_GIVEN TASK_: All of the data that follows should be retyped exactly, please, except the pictures.

[start]

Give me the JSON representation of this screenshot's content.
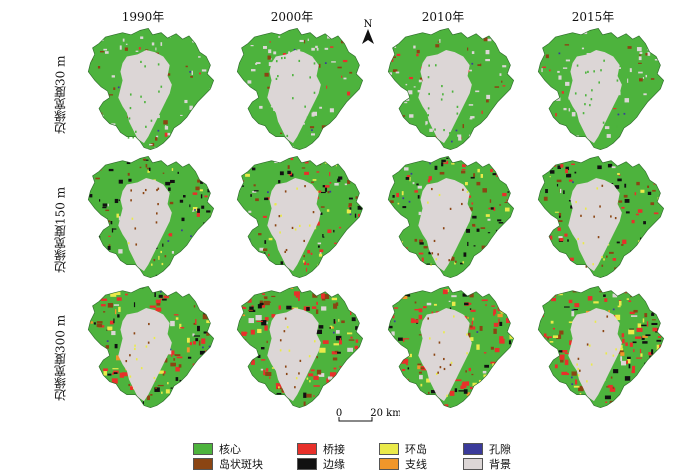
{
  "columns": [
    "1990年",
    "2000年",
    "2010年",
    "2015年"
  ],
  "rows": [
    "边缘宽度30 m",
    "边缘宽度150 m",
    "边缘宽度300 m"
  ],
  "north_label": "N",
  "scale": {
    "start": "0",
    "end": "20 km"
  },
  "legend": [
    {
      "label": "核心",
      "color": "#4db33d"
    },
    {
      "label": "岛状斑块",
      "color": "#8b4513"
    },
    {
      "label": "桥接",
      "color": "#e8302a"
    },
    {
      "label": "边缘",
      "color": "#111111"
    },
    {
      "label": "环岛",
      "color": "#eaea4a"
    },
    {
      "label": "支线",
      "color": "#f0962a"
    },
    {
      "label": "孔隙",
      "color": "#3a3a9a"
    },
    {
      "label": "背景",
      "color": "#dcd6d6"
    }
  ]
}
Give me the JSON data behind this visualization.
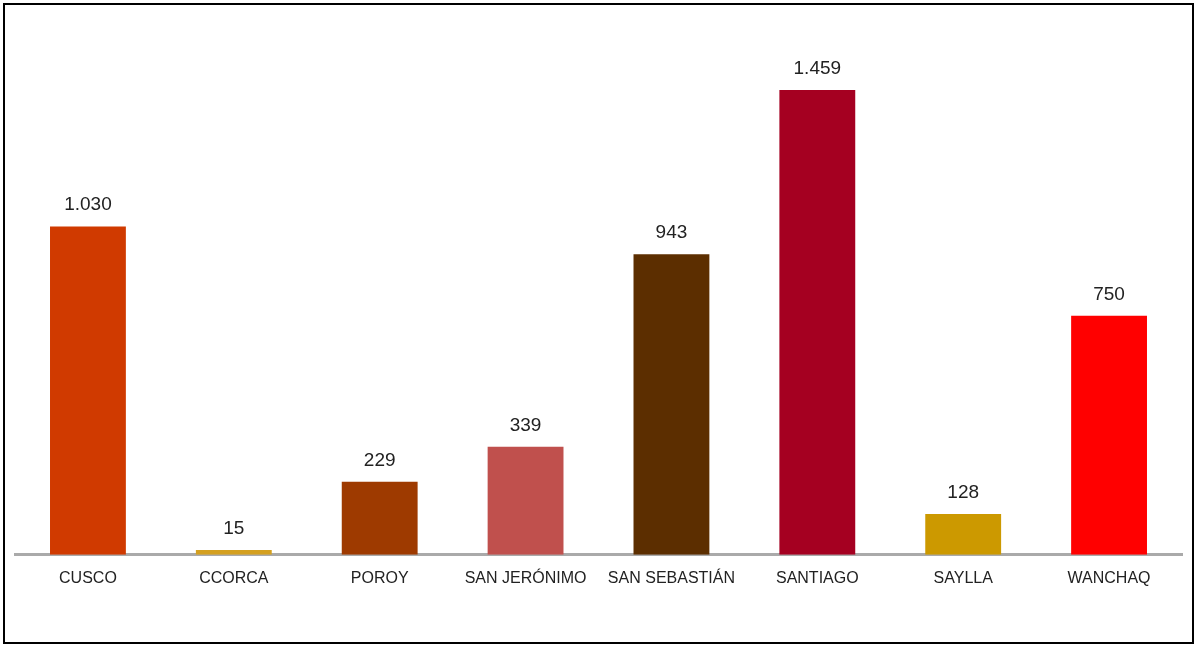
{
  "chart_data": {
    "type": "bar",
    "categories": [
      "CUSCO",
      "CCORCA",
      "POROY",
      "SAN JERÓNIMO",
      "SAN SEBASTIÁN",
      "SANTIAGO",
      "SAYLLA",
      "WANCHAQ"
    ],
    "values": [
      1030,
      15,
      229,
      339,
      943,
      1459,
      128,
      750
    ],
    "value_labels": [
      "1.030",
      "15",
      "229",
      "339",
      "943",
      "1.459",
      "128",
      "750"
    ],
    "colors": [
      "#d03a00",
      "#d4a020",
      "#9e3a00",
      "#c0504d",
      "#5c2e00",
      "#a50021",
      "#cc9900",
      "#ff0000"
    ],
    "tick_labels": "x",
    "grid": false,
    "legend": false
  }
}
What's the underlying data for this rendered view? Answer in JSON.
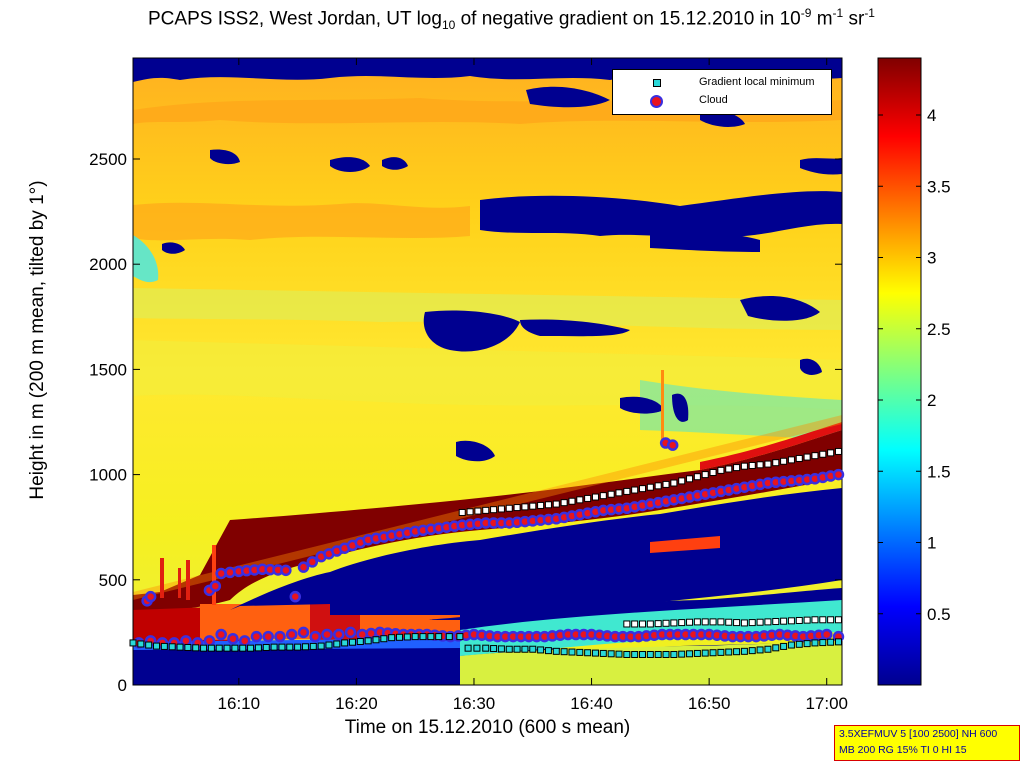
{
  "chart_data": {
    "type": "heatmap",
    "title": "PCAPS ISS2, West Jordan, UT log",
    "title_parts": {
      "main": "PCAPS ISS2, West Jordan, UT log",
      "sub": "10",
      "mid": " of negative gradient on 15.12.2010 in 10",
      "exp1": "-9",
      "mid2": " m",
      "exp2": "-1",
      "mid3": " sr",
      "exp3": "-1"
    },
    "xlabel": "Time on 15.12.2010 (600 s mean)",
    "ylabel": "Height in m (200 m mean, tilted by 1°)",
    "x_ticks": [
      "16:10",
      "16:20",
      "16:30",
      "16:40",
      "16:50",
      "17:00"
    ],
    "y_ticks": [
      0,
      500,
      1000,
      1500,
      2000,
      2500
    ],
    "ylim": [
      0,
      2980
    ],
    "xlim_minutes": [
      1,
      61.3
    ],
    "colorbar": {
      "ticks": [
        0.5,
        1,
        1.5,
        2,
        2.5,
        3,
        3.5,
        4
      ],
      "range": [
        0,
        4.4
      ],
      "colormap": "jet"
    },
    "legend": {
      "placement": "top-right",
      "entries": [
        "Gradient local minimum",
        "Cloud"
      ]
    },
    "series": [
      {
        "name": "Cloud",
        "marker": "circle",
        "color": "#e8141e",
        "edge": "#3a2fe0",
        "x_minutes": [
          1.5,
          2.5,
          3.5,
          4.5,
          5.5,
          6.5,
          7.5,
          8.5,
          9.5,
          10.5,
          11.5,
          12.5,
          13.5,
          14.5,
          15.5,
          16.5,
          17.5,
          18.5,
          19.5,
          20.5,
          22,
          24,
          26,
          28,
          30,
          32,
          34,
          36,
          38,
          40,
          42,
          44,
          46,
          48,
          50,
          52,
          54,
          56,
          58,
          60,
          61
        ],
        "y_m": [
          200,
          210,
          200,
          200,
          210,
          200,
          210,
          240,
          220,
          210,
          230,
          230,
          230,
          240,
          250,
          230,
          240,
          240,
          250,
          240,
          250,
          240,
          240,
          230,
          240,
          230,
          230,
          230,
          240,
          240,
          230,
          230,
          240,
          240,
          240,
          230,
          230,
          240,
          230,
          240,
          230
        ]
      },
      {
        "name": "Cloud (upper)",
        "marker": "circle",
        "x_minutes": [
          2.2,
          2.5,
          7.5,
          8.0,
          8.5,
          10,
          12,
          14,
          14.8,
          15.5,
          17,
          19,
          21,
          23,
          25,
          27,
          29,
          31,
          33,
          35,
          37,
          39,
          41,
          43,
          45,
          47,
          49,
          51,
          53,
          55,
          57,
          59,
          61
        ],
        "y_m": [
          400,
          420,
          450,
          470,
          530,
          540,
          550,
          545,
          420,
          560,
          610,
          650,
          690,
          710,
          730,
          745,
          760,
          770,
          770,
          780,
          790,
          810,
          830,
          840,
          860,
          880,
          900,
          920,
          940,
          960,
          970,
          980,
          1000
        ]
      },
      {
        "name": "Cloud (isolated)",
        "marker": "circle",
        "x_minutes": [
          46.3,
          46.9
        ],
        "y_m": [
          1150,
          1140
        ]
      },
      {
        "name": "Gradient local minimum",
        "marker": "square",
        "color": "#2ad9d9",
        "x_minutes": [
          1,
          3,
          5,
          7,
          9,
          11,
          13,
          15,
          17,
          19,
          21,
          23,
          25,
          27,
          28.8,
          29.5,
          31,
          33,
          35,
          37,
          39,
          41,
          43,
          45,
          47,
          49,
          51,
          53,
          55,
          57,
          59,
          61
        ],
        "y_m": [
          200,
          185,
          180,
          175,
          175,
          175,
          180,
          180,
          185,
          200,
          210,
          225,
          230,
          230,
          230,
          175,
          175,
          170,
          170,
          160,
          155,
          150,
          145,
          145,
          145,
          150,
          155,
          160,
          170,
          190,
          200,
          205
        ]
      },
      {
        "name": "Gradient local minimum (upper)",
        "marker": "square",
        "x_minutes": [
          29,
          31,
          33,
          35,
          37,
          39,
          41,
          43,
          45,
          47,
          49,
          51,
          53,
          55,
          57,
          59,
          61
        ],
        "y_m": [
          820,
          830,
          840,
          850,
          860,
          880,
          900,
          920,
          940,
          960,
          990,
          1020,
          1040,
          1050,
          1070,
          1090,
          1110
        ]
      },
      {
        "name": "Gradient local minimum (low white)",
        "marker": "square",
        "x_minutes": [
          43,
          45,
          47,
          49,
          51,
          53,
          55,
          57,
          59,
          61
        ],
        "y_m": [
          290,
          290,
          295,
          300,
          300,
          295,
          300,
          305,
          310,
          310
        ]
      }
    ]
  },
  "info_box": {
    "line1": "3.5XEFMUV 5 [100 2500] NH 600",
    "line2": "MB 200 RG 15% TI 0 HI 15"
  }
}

[end]

_ANSWER BELOW_:
Give me the JSON representation of this screenshot's content.
{
  "columns": [
    "1990年",
    "2000年",
    "2010年",
    "2015年"
  ],
  "rows": [
    "边缘宽度30 m",
    "边缘宽度150 m",
    "边缘宽度300 m"
  ],
  "north_label": "N",
  "scale": {
    "start": "0",
    "end": "20 km"
  },
  "legend": [
    {
      "label": "核心",
      "color": "#4db33d"
    },
    {
      "label": "岛状斑块",
      "color": "#8b4513"
    },
    {
      "label": "桥接",
      "color": "#e8302a"
    },
    {
      "label": "边缘",
      "color": "#111111"
    },
    {
      "label": "环岛",
      "color": "#eaea4a"
    },
    {
      "label": "支线",
      "color": "#f0962a"
    },
    {
      "label": "孔隙",
      "color": "#3a3a9a"
    },
    {
      "label": "背景",
      "color": "#dcd6d6"
    }
  ]
}
Give me the JSON data behind this visualization.
{
  "chart_data": {
    "type": "bar",
    "categories": [
      "CUSCO",
      "CCORCA",
      "POROY",
      "SAN JERÓNIMO",
      "SAN SEBASTIÁN",
      "SANTIAGO",
      "SAYLLA",
      "WANCHAQ"
    ],
    "values": [
      1030,
      15,
      229,
      339,
      943,
      1459,
      128,
      750
    ],
    "value_labels": [
      "1.030",
      "15",
      "229",
      "339",
      "943",
      "1.459",
      "128",
      "750"
    ],
    "colors": [
      "#d03a00",
      "#d4a020",
      "#9e3a00",
      "#c0504d",
      "#5c2e00",
      "#a50021",
      "#cc9900",
      "#ff0000"
    ],
    "tick_labels": "x",
    "grid": false,
    "legend": false
  }
}
What's the underlying data for this rendered view? Answer in JSON.
{
  "chart_data": {
    "type": "heatmap",
    "title": "PCAPS ISS2, West Jordan, UT log",
    "title_parts": {
      "main": "PCAPS ISS2, West Jordan, UT log",
      "sub": "10",
      "mid": " of negative gradient on 15.12.2010 in 10",
      "exp1": "-9",
      "mid2": " m",
      "exp2": "-1",
      "mid3": " sr",
      "exp3": "-1"
    },
    "xlabel": "Time on 15.12.2010 (600 s mean)",
    "ylabel": "Height in m (200 m mean, tilted by 1°)",
    "x_ticks": [
      "16:10",
      "16:20",
      "16:30",
      "16:40",
      "16:50",
      "17:00"
    ],
    "y_ticks": [
      0,
      500,
      1000,
      1500,
      2000,
      2500
    ],
    "ylim": [
      0,
      2980
    ],
    "xlim_minutes": [
      1,
      61.3
    ],
    "colorbar": {
      "ticks": [
        0.5,
        1,
        1.5,
        2,
        2.5,
        3,
        3.5,
        4
      ],
      "range": [
        0,
        4.4
      ],
      "colormap": "jet"
    },
    "legend": {
      "placement": "top-right",
      "entries": [
        "Gradient local minimum",
        "Cloud"
      ]
    },
    "series": [
      {
        "name": "Cloud",
        "marker": "circle",
        "color": "#e8141e",
        "edge": "#3a2fe0",
        "x_minutes": [
          1.5,
          2.5,
          3.5,
          4.5,
          5.5,
          6.5,
          7.5,
          8.5,
          9.5,
          10.5,
          11.5,
          12.5,
          13.5,
          14.5,
          15.5,
          16.5,
          17.5,
          18.5,
          19.5,
          20.5,
          22,
          24,
          26,
          28,
          30,
          32,
          34,
          36,
          38,
          40,
          42,
          44,
          46,
          48,
          50,
          52,
          54,
          56,
          58,
          60,
          61
        ],
        "y_m": [
          200,
          210,
          200,
          200,
          210,
          200,
          210,
          240,
          220,
          210,
          230,
          230,
          230,
          240,
          250,
          230,
          240,
          240,
          250,
          240,
          250,
          240,
          240,
          230,
          240,
          230,
          230,
          230,
          240,
          240,
          230,
          230,
          240,
          240,
          240,
          230,
          230,
          240,
          230,
          240,
          230
        ]
      },
      {
        "name": "Cloud (upper)",
        "marker": "circle",
        "x_minutes": [
          2.2,
          2.5,
          7.5,
          8.0,
          8.5,
          10,
          12,
          14,
          14.8,
          15.5,
          17,
          19,
          21,
          23,
          25,
          27,
          29,
          31,
          33,
          35,
          37,
          39,
          41,
          43,
          45,
          47,
          49,
          51,
          53,
          55,
          57,
          59,
          61
        ],
        "y_m": [
          400,
          420,
          450,
          470,
          530,
          540,
          550,
          545,
          420,
          560,
          610,
          650,
          690,
          710,
          730,
          745,
          760,
          770,
          770,
          780,
          790,
          810,
          830,
          840,
          860,
          880,
          900,
          920,
          940,
          960,
          970,
          980,
          1000
        ]
      },
      {
        "name": "Cloud (isolated)",
        "marker": "circle",
        "x_minutes": [
          46.3,
          46.9
        ],
        "y_m": [
          1150,
          1140
        ]
      },
      {
        "name": "Gradient local minimum",
        "marker": "square",
        "color": "#2ad9d9",
        "x_minutes": [
          1,
          3,
          5,
          7,
          9,
          11,
          13,
          15,
          17,
          19,
          21,
          23,
          25,
          27,
          28.8,
          29.5,
          31,
          33,
          35,
          37,
          39,
          41,
          43,
          45,
          47,
          49,
          51,
          53,
          55,
          57,
          59,
          61
        ],
        "y_m": [
          200,
          185,
          180,
          175,
          175,
          175,
          180,
          180,
          185,
          200,
          210,
          225,
          230,
          230,
          230,
          175,
          175,
          170,
          170,
          160,
          155,
          150,
          145,
          145,
          145,
          150,
          155,
          160,
          170,
          190,
          200,
          205
        ]
      },
      {
        "name": "Gradient local minimum (upper)",
        "marker": "square",
        "x_minutes": [
          29,
          31,
          33,
          35,
          37,
          39,
          41,
          43,
          45,
          47,
          49,
          51,
          53,
          55,
          57,
          59,
          61
        ],
        "y_m": [
          820,
          830,
          840,
          850,
          860,
          880,
          900,
          920,
          940,
          960,
          990,
          1020,
          1040,
          1050,
          1070,
          1090,
          1110
        ]
      },
      {
        "name": "Gradient local minimum (low white)",
        "marker": "square",
        "x_minutes": [
          43,
          45,
          47,
          49,
          51,
          53,
          55,
          57,
          59,
          61
        ],
        "y_m": [
          290,
          290,
          295,
          300,
          300,
          295,
          300,
          305,
          310,
          310
        ]
      }
    ]
  },
  "info_box": {
    "line1": "3.5XEFMUV 5 [100 2500] NH 600",
    "line2": "MB 200 RG 15% TI 0 HI 15"
  }
}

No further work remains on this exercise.